OBJECTIVE:
Write out all entries word for word.

## Start THE INPUT

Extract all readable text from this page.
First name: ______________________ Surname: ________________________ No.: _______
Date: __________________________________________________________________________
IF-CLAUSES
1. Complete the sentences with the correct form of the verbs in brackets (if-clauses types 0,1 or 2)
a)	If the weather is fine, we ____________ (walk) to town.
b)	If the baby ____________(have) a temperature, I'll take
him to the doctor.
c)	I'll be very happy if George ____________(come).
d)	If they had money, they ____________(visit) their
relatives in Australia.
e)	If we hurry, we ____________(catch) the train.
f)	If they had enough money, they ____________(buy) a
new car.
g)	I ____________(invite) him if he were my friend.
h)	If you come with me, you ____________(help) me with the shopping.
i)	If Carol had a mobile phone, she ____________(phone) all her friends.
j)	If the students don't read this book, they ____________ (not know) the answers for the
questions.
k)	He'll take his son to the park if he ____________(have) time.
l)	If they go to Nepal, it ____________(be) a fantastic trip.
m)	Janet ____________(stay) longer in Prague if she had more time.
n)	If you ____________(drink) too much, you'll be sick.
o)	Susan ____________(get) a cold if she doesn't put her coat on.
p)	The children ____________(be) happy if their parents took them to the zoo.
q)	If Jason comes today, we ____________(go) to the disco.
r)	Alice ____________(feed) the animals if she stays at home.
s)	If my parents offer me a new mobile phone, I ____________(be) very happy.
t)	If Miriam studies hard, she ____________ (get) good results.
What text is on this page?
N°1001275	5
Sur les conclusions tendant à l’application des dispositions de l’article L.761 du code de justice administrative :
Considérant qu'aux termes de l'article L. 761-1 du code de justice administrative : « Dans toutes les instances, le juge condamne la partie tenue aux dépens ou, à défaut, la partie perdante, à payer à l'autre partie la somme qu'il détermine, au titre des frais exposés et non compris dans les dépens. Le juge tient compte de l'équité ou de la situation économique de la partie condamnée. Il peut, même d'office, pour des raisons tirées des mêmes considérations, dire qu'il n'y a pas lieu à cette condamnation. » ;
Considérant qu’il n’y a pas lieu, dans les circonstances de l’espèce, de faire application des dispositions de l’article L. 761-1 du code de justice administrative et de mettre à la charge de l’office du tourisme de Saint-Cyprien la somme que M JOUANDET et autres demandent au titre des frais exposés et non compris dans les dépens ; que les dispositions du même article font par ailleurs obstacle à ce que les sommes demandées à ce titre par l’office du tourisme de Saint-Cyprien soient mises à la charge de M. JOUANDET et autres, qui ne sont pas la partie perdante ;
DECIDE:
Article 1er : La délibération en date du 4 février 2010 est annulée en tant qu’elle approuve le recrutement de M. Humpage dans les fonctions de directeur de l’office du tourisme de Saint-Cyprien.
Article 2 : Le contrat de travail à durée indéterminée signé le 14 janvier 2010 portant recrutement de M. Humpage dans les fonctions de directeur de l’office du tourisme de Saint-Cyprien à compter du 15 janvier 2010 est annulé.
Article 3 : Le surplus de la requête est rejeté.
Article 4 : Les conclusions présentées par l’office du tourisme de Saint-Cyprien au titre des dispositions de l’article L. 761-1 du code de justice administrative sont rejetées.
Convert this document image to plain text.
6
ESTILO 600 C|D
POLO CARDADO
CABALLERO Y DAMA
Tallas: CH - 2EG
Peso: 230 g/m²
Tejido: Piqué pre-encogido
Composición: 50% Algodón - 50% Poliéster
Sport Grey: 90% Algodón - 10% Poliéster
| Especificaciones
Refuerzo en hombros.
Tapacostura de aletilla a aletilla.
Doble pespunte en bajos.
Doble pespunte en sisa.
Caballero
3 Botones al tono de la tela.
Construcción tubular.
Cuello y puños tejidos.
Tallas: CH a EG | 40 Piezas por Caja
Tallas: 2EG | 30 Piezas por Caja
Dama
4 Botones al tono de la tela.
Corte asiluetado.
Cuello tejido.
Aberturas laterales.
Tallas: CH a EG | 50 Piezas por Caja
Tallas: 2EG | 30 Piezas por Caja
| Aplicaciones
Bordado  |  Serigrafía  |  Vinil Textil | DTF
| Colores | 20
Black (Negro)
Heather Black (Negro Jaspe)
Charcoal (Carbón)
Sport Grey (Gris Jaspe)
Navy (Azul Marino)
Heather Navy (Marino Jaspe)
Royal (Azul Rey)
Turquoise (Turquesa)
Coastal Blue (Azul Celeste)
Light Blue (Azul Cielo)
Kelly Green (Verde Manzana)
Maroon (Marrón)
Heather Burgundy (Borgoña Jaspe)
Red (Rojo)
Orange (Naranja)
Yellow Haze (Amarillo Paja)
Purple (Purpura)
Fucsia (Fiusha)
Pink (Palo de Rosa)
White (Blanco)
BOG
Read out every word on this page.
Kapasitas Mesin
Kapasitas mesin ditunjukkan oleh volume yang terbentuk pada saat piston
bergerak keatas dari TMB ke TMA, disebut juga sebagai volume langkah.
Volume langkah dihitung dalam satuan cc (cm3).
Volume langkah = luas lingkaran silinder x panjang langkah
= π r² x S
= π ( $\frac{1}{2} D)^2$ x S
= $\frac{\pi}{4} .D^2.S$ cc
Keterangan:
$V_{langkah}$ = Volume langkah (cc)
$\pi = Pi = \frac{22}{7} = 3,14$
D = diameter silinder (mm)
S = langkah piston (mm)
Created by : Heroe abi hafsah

## End THE INPUT

SOLUTION TO THIS TASK:
Extract all readable text from this page.
First name: ______________________ Surname: ________________________ No.: _______
Date: __________________________________________________________________________
IF-CLAUSES
1. Complete the sentences with the correct form of the verbs in brackets (if-clauses types 0,1 or 2)
a)	If the weather is fine, we ____________ (walk) to town.
b)	If the baby ____________(have) a temperature, I'll take
him to the doctor.
c)	I'll be very happy if George ____________(come).
d)	If they had money, they ____________(visit) their
relatives in Australia.
e)	If we hurry, we ____________(catch) the train.
f)	If they had enough money, they ____________(buy) a
new car.
g)	I ____________(invite) him if he were my friend.
h)	If you come with me, you ____________(help) me with the shopping.
i)	If Carol had a mobile phone, she ____________(phone) all her friends.
j)	If the students don't read this book, they ____________ (not know) the answers for the
questions.
k)	He'll take his son to the park if he ____________(have) time.
l)	If they go to Nepal, it ____________(be) a fantastic trip.
m)	Janet ____________(stay) longer in Prague if she had more time.
n)	If you ____________(drink) too much, you'll be sick.
o)	Susan ____________(get) a cold if she doesn't put her coat on.
p)	The children ____________(be) happy if their parents took them to the zoo.
q)	If Jason comes today, we ____________(go) to the disco.
r)	Alice ____________(feed) the animals if she stays at home.
s)	If my parents offer me a new mobile phone, I ____________(be) very happy.
t)	If Miriam studies hard, she ____________ (get) good results.
What text is on this page?
N°1001275	5
Sur les conclusions tendant à l’application des dispositions de l’article L.761 du code de justice administrative :
Considérant qu'aux termes de l'article L. 761-1 du code de justice administrative : « Dans toutes les instances, le juge condamne la partie tenue aux dépens ou, à défaut, la partie perdante, à payer à l'autre partie la somme qu'il détermine, au titre des frais exposés et non compris dans les dépens. Le juge tient compte de l'équité ou de la situation économique de la partie condamnée. Il peut, même d'office, pour des raisons tirées des mêmes considérations, dire qu'il n'y a pas lieu à cette condamnation. » ;
Considérant qu’il n’y a pas lieu, dans les circonstances de l’espèce, de faire application des dispositions de l’article L. 761-1 du code de justice administrative et de mettre à la charge de l’office du tourisme de Saint-Cyprien la somme que M JOUANDET et autres demandent au titre des frais exposés et non compris dans les dépens ; que les dispositions du même article font par ailleurs obstacle à ce que les sommes demandées à ce titre par l’office du tourisme de Saint-Cyprien soient mises à la charge de M. JOUANDET et autres, qui ne sont pas la partie perdante ;
DECIDE:
Article 1er : La délibération en date du 4 février 2010 est annulée en tant qu’elle approuve le recrutement de M. Humpage dans les fonctions de directeur de l’office du tourisme de Saint-Cyprien.
Article 2 : Le contrat de travail à durée indéterminée signé le 14 janvier 2010 portant recrutement de M. Humpage dans les fonctions de directeur de l’office du tourisme de Saint-Cyprien à compter du 15 janvier 2010 est annulé.
Article 3 : Le surplus de la requête est rejeté.
Article 4 : Les conclusions présentées par l’office du tourisme de Saint-Cyprien au titre des dispositions de l’article L. 761-1 du code de justice administrative sont rejetées.
Convert this document image to plain text.
6
ESTILO 600 C|D
POLO CARDADO
CABALLERO Y DAMA
Tallas: CH - 2EG
Peso: 230 g/m²
Tejido: Piqué pre-encogido
Composición: 50% Algodón - 50% Poliéster
Sport Grey: 90% Algodón - 10% Poliéster
| Especificaciones
Refuerzo en hombros.
Tapacostura de aletilla a aletilla.
Doble pespunte en bajos.
Doble pespunte en sisa.
Caballero
3 Botones al tono de la tela.
Construcción tubular.
Cuello y puños tejidos.
Tallas: CH a EG | 40 Piezas por Caja
Tallas: 2EG | 30 Piezas por Caja
Dama
4 Botones al tono de la tela.
Corte asiluetado.
Cuello tejido.
Aberturas laterales.
Tallas: CH a EG | 50 Piezas por Caja
Tallas: 2EG | 30 Piezas por Caja
| Aplicaciones
Bordado  |  Serigrafía  |  Vinil Textil | DTF
| Colores | 20
Black (Negro)
Heather Black (Negro Jaspe)
Charcoal (Carbón)
Sport Grey (Gris Jaspe)
Navy (Azul Marino)
Heather Navy (Marino Jaspe)
Royal (Azul Rey)
Turquoise (Turquesa)
Coastal Blue (Azul Celeste)
Light Blue (Azul Cielo)
Kelly Green (Verde Manzana)
Maroon (Marrón)
Heather Burgundy (Borgoña Jaspe)
Red (Rojo)
Orange (Naranja)
Yellow Haze (Amarillo Paja)
Purple (Purpura)
Fucsia (Fiusha)
Pink (Palo de Rosa)
White (Blanco)
BOG
Read out every word on this page.
Kapasitas Mesin
Kapasitas mesin ditunjukkan oleh volume yang terbentuk pada saat piston
bergerak keatas dari TMB ke TMA, disebut juga sebagai volume langkah.
Volume langkah dihitung dalam satuan cc (cm3).
Volume langkah = luas lingkaran silinder x panjang langkah
= π r² x S
= π ( $\frac{1}{2} D)^2$ x S
= $\frac{\pi}{4} .D^2.S$ cc
Keterangan:
$V_{langkah}$ = Volume langkah (cc)
$\pi = Pi = \frac{22}{7} = 3,14$
D = diameter silinder (mm)
S = langkah piston (mm)
Created by : Heroe abi hafsah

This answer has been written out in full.